__Given problem__: Using the listing below, extract each line that has the word "JSON" in it.

+===+

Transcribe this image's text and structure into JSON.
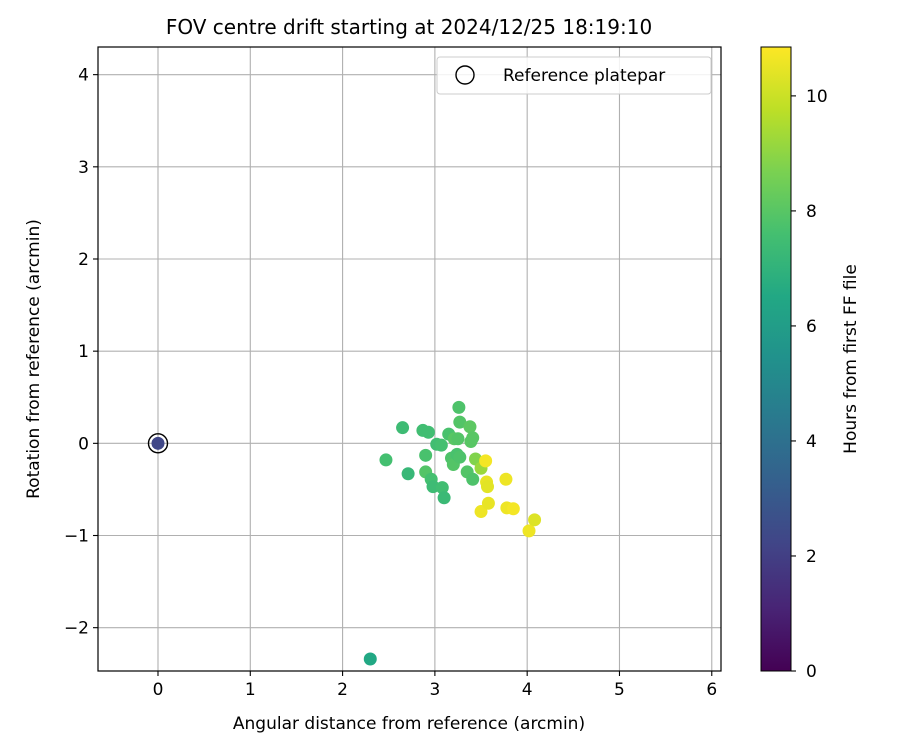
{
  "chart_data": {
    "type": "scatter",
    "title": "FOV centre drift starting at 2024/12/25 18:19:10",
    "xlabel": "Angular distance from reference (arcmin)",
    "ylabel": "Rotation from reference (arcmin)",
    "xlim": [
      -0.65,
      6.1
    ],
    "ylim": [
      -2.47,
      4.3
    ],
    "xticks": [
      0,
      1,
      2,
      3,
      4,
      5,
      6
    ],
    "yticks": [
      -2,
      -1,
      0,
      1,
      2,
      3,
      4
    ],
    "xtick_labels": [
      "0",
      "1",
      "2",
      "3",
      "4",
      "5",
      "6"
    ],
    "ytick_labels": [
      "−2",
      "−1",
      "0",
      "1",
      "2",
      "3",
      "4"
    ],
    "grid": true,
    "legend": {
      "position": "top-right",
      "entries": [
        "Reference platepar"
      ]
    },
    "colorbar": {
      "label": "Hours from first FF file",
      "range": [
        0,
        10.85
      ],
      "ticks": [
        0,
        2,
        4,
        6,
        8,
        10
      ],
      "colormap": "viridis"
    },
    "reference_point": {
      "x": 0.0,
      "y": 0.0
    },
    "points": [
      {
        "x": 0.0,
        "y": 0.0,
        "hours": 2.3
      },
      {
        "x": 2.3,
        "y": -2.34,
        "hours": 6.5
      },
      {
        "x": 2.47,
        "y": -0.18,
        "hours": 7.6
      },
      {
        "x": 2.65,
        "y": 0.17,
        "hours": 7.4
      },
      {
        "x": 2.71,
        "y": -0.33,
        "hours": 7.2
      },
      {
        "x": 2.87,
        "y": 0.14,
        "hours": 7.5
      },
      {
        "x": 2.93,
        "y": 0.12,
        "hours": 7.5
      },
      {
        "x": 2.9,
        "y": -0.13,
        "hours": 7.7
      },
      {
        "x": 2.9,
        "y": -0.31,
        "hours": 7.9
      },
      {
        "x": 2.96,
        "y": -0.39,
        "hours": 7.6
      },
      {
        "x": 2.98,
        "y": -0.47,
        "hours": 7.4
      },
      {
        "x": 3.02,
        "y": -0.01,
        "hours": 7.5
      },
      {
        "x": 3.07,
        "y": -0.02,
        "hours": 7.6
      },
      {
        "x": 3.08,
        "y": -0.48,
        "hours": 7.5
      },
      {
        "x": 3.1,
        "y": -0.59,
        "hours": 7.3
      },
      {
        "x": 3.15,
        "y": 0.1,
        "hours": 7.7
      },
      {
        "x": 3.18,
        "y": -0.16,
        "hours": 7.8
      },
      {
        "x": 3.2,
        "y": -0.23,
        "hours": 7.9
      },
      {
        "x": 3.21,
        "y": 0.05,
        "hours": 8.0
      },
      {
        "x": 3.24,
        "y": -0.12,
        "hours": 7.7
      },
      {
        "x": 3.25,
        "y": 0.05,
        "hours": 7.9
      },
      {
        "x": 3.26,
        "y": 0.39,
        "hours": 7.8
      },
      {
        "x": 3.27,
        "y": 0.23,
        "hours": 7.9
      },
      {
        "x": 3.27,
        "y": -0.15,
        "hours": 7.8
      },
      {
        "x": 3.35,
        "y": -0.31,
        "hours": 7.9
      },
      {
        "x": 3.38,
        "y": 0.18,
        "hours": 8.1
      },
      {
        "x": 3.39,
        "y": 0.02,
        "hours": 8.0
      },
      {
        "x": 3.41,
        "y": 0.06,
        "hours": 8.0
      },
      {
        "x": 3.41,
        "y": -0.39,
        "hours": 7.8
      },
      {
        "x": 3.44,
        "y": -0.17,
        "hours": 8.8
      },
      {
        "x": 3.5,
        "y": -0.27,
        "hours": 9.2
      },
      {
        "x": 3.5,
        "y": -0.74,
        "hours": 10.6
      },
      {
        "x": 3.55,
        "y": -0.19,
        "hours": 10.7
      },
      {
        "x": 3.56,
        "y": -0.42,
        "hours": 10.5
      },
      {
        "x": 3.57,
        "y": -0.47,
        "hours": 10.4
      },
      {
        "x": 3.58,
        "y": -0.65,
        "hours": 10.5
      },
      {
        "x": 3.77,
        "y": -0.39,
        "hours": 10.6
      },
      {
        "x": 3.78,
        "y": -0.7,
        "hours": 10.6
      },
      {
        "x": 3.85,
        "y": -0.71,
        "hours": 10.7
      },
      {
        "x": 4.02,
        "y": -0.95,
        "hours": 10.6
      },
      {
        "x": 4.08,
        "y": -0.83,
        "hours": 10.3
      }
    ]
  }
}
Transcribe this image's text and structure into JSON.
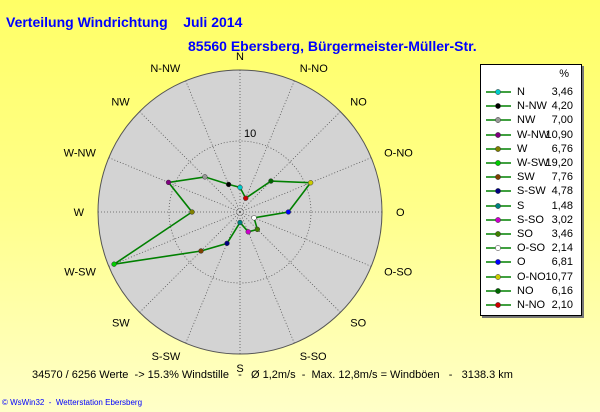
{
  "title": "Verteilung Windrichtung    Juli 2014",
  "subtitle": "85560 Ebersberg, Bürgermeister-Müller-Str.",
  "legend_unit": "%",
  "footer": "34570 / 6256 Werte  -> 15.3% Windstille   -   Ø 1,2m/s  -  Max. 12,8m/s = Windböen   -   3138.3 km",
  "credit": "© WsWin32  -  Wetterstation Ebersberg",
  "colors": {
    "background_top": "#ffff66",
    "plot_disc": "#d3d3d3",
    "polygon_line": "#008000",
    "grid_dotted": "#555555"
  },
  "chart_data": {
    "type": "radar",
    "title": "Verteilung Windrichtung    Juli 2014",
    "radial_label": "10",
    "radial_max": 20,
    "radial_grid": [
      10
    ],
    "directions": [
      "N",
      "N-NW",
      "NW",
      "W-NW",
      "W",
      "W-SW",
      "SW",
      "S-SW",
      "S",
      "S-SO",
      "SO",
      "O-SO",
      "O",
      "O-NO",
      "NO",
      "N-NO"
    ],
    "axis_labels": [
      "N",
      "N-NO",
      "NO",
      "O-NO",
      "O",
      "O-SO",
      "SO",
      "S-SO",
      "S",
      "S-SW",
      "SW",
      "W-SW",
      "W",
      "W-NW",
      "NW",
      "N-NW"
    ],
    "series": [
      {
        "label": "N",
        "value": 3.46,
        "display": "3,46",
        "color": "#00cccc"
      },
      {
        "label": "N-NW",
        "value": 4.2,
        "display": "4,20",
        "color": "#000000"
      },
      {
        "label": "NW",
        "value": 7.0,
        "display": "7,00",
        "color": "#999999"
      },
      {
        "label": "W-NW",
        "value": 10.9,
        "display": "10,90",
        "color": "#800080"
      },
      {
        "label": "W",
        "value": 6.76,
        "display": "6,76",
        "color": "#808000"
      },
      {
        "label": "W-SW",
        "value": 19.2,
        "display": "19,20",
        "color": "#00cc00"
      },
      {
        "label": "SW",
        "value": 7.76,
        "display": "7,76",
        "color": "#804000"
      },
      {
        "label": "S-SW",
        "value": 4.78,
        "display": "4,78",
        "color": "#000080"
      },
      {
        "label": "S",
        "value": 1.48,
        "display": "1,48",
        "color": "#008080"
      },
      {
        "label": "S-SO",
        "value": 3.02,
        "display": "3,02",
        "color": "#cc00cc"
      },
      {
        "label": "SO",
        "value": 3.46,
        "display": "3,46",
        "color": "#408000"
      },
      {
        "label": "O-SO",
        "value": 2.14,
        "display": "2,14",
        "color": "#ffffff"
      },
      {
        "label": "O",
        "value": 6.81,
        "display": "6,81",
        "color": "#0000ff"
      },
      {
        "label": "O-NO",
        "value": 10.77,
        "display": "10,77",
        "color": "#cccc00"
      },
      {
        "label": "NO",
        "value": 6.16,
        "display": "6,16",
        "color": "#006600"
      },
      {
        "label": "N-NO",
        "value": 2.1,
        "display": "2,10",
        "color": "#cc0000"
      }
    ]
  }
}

+===+

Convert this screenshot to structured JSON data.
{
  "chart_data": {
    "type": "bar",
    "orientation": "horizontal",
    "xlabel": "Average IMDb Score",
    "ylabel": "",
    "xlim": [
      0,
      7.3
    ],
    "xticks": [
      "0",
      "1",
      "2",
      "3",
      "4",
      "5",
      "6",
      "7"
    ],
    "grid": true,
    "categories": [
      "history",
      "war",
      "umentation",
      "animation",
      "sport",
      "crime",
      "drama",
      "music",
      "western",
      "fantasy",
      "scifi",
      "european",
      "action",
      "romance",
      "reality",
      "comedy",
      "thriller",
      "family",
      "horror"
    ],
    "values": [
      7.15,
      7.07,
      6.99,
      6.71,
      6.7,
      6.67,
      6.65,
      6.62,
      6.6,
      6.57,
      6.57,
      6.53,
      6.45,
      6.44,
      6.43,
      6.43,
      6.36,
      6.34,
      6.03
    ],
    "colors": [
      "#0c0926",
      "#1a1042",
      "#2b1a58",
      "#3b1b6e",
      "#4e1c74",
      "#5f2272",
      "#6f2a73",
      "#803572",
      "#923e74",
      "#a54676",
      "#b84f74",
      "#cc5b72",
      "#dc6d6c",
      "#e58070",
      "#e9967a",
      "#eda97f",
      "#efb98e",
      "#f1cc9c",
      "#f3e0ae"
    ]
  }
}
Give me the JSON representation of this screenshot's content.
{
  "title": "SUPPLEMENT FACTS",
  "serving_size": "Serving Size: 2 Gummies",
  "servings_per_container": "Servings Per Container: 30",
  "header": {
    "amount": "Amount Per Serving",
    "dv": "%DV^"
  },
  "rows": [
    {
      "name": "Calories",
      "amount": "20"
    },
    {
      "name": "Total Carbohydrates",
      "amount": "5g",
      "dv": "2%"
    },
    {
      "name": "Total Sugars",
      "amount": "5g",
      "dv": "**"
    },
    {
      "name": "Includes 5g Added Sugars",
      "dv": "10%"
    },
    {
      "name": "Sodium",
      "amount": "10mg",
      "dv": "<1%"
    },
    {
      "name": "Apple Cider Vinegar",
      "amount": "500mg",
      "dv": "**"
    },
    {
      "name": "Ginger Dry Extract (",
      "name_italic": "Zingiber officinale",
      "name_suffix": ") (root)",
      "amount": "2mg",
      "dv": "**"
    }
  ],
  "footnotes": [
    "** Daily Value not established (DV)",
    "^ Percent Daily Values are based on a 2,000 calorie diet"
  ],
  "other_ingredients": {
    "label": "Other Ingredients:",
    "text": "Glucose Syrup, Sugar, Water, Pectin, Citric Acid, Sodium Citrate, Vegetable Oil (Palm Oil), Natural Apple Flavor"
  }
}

+===+

__Final result__:
Transcribe this image's text and structure into JSON.
Transcribe this image's text and structure into JSON.
Convert this screenshot to structured JSON data.
Give me the JSON representation of this screenshot's content.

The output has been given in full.